- [Task statement] Rewrite the data from its first line through the line containing "start-recording-button[interactable]: Start Recording", switching "speaker-icon" to "audio-icon" and leaving everything else unchanged.

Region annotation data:
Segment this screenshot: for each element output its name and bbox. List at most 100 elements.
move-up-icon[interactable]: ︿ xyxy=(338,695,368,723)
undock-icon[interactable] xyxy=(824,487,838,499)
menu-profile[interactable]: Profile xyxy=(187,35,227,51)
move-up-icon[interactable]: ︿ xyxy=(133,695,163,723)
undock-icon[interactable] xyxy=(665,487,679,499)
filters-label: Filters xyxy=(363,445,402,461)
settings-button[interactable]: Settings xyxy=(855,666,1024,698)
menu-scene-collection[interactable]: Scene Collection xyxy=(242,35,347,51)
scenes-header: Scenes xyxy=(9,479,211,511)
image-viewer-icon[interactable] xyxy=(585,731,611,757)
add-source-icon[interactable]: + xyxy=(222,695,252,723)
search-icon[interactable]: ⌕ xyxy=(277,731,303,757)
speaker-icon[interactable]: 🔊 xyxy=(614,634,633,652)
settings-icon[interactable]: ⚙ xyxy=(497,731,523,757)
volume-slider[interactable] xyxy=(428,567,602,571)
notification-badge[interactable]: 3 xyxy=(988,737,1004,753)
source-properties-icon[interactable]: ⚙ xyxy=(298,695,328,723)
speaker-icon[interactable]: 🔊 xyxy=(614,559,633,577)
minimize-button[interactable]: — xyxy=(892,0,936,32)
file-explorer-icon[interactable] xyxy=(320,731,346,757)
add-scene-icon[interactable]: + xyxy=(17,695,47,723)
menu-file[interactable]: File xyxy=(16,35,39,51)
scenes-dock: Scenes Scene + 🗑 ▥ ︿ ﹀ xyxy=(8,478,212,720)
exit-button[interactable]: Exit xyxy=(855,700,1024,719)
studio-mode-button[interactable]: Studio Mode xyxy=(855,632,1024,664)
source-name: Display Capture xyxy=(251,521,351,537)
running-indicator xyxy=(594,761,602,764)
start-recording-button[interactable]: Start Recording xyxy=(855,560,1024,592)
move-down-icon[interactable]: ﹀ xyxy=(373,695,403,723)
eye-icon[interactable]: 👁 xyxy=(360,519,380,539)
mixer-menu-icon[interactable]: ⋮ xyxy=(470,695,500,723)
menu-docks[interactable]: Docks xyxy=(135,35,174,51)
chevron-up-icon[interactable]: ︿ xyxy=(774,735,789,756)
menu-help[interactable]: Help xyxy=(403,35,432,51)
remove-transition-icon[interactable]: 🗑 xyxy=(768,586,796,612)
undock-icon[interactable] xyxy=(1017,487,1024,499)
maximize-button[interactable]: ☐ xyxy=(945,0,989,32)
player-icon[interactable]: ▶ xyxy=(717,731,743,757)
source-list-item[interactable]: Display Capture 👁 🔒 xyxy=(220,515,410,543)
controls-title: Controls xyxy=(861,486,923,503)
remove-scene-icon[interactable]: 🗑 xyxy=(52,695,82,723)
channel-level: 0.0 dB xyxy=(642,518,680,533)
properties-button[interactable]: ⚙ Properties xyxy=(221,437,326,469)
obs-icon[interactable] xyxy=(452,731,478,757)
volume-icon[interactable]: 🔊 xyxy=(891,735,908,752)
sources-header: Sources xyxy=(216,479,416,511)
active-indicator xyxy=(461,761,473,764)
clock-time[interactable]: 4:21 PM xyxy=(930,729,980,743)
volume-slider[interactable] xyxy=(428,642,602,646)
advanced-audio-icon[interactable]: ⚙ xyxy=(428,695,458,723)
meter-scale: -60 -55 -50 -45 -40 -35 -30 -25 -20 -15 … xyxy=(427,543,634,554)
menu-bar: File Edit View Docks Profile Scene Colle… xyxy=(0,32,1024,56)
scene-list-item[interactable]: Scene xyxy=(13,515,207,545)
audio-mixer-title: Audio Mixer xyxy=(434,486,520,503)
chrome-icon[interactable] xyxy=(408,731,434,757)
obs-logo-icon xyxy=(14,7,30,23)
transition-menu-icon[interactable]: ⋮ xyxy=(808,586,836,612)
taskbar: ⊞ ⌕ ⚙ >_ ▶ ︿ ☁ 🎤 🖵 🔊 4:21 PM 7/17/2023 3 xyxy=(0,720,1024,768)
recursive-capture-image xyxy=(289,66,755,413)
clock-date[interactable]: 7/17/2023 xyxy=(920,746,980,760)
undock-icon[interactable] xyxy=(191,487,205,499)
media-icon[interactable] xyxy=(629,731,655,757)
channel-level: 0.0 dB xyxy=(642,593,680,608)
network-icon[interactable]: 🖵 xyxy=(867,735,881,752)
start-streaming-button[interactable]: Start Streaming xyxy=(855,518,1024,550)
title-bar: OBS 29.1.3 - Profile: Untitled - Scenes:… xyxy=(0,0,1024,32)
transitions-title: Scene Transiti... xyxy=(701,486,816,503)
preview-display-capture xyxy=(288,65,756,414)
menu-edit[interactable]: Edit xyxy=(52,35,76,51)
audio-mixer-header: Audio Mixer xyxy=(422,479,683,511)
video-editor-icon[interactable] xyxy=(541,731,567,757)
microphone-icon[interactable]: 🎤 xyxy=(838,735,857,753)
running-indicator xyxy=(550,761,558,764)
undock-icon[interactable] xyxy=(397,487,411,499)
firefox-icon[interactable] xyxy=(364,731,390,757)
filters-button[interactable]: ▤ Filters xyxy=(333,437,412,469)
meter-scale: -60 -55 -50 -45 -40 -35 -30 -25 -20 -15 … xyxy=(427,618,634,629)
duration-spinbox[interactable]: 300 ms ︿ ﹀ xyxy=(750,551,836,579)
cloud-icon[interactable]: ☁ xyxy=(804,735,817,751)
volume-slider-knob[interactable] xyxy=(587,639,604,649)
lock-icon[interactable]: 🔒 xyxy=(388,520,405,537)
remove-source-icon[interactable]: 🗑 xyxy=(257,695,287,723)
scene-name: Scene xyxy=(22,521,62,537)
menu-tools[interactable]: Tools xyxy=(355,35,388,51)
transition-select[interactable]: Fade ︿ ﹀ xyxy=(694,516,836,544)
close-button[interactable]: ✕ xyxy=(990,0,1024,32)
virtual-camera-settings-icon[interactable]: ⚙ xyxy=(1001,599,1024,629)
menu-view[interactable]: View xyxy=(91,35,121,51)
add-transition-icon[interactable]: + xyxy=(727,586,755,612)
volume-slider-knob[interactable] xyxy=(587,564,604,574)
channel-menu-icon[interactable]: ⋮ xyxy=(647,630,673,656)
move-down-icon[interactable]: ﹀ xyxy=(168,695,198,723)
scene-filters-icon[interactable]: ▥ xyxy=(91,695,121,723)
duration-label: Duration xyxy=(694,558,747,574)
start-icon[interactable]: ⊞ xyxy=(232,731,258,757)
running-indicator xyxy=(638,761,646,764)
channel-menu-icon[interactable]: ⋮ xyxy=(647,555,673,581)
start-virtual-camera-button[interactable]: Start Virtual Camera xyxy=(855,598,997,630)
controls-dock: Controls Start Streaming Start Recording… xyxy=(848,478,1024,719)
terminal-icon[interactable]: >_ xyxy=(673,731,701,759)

- [Answer to the exercise]
Segment this screenshot: for each element output its name and bbox. List at most 100 elements.
move-up-icon[interactable]: ︿ xyxy=(338,695,368,723)
undock-icon[interactable] xyxy=(824,487,838,499)
menu-profile[interactable]: Profile xyxy=(187,35,227,51)
move-up-icon[interactable]: ︿ xyxy=(133,695,163,723)
undock-icon[interactable] xyxy=(665,487,679,499)
filters-label: Filters xyxy=(363,445,402,461)
settings-button[interactable]: Settings xyxy=(855,666,1024,698)
menu-scene-collection[interactable]: Scene Collection xyxy=(242,35,347,51)
scenes-header: Scenes xyxy=(9,479,211,511)
image-viewer-icon[interactable] xyxy=(585,731,611,757)
add-source-icon[interactable]: + xyxy=(222,695,252,723)
search-icon[interactable]: ⌕ xyxy=(277,731,303,757)
audio-icon[interactable]: 🔊 xyxy=(614,634,633,652)
settings-icon[interactable]: ⚙ xyxy=(497,731,523,757)
volume-slider[interactable] xyxy=(428,567,602,571)
notification-badge[interactable]: 3 xyxy=(988,737,1004,753)
source-properties-icon[interactable]: ⚙ xyxy=(298,695,328,723)
audio-icon[interactable]: 🔊 xyxy=(614,559,633,577)
minimize-button[interactable]: — xyxy=(892,0,936,32)
file-explorer-icon[interactable] xyxy=(320,731,346,757)
add-scene-icon[interactable]: + xyxy=(17,695,47,723)
menu-file[interactable]: File xyxy=(16,35,39,51)
scenes-dock: Scenes Scene + 🗑 ▥ ︿ ﹀ xyxy=(8,478,212,720)
exit-button[interactable]: Exit xyxy=(855,700,1024,719)
studio-mode-button[interactable]: Studio Mode xyxy=(855,632,1024,664)
source-name: Display Capture xyxy=(251,521,351,537)
running-indicator xyxy=(594,761,602,764)
start-recording-button[interactable]: Start Recording xyxy=(855,560,1024,592)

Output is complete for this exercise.